Stated problem: From the records, pick out and copy each line containing "органов".

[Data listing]
--
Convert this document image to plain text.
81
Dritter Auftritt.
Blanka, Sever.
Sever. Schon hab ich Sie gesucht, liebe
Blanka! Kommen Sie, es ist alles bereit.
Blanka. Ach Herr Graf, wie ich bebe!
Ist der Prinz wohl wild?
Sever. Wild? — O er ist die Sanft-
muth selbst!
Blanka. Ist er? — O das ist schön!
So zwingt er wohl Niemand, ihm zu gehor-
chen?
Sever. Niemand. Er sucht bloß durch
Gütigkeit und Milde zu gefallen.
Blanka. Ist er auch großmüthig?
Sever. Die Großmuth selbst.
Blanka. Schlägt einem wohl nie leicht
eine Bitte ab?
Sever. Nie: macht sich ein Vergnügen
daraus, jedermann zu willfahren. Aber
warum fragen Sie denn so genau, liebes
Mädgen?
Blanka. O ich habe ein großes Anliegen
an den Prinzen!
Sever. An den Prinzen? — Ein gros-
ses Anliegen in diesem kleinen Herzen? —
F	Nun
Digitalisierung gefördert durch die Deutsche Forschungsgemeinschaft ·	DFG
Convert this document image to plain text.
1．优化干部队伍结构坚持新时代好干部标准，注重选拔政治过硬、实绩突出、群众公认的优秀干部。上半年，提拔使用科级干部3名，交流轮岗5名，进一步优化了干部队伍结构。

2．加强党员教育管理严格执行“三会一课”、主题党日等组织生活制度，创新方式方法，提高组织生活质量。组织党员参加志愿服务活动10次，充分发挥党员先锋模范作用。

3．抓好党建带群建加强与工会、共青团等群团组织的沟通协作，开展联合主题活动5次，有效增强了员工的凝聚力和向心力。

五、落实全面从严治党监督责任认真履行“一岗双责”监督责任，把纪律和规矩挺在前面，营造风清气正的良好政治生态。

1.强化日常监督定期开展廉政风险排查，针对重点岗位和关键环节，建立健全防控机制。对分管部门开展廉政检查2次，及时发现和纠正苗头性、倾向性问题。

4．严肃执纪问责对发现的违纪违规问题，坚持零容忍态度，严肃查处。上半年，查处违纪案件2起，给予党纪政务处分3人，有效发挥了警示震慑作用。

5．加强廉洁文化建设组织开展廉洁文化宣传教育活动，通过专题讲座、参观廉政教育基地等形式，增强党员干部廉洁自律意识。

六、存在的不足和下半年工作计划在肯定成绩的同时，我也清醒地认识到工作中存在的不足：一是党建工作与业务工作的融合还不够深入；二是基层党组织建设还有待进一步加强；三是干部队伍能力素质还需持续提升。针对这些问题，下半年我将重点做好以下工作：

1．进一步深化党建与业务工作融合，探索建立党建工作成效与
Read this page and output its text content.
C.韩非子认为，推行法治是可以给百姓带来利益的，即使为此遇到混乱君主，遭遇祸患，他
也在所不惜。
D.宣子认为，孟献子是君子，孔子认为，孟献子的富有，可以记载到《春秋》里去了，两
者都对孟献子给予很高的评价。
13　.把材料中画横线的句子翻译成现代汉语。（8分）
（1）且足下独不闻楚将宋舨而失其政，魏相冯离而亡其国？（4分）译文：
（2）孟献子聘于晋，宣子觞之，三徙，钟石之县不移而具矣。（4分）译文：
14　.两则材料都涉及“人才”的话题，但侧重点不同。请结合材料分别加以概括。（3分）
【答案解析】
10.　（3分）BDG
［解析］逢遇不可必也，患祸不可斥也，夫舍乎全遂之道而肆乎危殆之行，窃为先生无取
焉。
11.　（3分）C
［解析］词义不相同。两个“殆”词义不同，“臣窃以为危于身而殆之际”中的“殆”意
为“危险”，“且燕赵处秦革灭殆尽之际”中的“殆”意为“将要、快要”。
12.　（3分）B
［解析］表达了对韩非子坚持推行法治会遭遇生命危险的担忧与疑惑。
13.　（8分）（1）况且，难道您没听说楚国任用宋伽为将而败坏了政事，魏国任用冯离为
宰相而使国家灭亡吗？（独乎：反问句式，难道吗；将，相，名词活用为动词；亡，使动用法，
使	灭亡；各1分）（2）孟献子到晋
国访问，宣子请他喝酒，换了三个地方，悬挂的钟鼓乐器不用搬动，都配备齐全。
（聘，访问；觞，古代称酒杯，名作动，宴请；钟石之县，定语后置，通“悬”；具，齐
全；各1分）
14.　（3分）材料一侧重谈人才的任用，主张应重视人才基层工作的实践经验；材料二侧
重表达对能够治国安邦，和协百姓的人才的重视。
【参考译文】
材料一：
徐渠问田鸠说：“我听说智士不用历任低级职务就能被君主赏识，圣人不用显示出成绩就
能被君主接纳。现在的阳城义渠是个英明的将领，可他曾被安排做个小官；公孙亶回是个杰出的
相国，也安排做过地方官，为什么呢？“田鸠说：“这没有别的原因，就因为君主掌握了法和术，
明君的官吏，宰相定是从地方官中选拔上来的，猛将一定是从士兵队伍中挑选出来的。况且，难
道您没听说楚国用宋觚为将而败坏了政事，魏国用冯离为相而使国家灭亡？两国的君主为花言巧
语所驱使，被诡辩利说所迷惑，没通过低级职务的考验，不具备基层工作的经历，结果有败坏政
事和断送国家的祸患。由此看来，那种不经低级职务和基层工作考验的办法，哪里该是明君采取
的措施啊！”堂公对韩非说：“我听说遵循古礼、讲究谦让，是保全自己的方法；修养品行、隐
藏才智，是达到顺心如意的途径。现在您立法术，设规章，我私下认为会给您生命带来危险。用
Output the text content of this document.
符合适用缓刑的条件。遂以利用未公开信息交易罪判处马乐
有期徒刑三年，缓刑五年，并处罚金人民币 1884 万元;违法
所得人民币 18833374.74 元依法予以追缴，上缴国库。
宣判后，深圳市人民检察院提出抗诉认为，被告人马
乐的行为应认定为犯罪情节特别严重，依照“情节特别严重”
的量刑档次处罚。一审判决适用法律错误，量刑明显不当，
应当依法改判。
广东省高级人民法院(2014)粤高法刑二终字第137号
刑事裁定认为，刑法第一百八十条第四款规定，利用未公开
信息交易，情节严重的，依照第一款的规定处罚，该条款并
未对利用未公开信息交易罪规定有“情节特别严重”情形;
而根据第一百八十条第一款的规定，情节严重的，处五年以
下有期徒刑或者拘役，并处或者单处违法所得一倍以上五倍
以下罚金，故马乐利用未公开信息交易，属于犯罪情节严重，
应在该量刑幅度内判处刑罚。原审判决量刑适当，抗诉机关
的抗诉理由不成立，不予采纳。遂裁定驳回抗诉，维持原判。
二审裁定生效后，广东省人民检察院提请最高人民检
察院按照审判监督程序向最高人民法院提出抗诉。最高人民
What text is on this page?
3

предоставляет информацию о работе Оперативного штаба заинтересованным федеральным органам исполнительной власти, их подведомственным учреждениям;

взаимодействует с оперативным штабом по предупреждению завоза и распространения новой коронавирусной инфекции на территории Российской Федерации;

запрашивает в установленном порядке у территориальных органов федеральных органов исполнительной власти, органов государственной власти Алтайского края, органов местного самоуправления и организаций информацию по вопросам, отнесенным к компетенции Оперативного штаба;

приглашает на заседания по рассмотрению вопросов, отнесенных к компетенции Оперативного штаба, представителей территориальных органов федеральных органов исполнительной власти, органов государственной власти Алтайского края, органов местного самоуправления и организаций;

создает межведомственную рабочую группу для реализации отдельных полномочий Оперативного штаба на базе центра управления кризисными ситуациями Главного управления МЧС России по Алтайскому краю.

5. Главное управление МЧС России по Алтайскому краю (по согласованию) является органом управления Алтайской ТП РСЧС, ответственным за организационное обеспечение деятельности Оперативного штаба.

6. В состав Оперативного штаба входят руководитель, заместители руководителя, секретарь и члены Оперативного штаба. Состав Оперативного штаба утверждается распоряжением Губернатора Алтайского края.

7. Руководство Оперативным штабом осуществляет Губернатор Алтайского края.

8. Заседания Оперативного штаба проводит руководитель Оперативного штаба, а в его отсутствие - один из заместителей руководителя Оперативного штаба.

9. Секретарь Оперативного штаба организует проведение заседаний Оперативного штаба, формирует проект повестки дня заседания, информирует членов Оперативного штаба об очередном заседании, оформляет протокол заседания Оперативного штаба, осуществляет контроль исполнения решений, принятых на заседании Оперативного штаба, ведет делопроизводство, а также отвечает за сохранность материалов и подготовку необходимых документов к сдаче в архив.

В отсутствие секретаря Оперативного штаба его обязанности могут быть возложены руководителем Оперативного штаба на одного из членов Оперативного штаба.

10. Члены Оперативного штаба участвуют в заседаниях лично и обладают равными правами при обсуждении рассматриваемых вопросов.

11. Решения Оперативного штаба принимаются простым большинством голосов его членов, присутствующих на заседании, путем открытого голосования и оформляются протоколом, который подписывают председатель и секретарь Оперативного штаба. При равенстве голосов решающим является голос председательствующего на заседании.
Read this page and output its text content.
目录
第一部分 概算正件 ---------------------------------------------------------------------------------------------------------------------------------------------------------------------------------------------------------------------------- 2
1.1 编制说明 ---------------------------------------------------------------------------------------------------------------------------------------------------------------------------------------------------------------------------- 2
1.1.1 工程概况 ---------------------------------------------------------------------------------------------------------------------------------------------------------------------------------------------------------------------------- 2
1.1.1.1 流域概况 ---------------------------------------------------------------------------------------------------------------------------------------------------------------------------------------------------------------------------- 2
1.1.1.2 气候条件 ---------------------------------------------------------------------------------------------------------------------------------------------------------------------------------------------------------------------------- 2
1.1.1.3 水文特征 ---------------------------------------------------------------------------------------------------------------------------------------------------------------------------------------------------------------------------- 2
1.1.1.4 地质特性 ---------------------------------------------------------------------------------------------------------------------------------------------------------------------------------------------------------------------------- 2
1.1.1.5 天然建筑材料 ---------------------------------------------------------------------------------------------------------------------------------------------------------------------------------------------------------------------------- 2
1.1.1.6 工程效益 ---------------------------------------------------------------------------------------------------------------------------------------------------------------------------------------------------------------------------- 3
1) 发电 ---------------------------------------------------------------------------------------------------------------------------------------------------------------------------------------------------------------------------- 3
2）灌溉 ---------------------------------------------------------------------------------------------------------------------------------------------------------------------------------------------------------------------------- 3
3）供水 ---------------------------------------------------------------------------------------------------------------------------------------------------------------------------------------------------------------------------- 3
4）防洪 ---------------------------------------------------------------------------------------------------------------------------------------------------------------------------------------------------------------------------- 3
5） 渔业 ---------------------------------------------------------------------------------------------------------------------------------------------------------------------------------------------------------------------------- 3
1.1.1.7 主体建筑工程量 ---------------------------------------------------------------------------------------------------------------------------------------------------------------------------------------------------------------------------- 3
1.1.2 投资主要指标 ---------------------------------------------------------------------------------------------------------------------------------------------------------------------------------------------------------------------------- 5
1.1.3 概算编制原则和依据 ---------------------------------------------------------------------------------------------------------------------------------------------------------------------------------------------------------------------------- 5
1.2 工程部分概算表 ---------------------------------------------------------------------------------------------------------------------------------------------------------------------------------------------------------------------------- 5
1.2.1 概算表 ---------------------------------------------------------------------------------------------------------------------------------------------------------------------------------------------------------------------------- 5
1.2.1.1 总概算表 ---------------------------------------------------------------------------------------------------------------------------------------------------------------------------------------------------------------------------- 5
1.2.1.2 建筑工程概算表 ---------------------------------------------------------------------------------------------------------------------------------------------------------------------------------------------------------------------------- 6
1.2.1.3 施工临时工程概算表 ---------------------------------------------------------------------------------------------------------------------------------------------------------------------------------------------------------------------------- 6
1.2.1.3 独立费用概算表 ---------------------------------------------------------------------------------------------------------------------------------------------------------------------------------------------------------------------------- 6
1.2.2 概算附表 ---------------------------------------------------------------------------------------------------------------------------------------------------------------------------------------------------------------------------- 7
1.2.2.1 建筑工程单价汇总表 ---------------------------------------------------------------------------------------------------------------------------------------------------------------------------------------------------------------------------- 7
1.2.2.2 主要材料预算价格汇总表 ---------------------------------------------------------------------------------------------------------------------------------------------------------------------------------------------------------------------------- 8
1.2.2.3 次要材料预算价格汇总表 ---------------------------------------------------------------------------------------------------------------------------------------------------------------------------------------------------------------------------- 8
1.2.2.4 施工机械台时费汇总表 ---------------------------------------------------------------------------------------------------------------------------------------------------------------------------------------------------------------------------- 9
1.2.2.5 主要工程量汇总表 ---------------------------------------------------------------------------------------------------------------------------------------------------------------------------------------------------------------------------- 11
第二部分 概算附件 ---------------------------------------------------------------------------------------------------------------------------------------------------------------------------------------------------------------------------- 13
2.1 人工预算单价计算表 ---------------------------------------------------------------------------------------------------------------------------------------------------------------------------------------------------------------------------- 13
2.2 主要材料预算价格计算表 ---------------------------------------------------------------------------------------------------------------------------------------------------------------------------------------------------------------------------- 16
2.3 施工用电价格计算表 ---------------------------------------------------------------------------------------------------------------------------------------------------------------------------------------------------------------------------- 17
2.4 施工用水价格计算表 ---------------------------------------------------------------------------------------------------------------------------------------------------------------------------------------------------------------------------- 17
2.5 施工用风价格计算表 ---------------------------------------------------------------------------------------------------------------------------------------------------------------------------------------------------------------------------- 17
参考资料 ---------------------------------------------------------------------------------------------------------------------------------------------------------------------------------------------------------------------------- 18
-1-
--
The completed task:
запрашивает в установленном порядке у территориальных органов федеральных органов исполнительной власти, органов государственной власти Алтайского края, органов местного самоуправления и организаций информацию по вопросам, отнесенным к компетенции Оперативного штаба;
приглашает на заседания по рассмотрению вопросов, отнесенных к компетенции Оперативного штаба, представителей территориальных органов федеральных органов исполнительной власти, органов государственной власти Алтайского края, органов местного самоуправления и организаций;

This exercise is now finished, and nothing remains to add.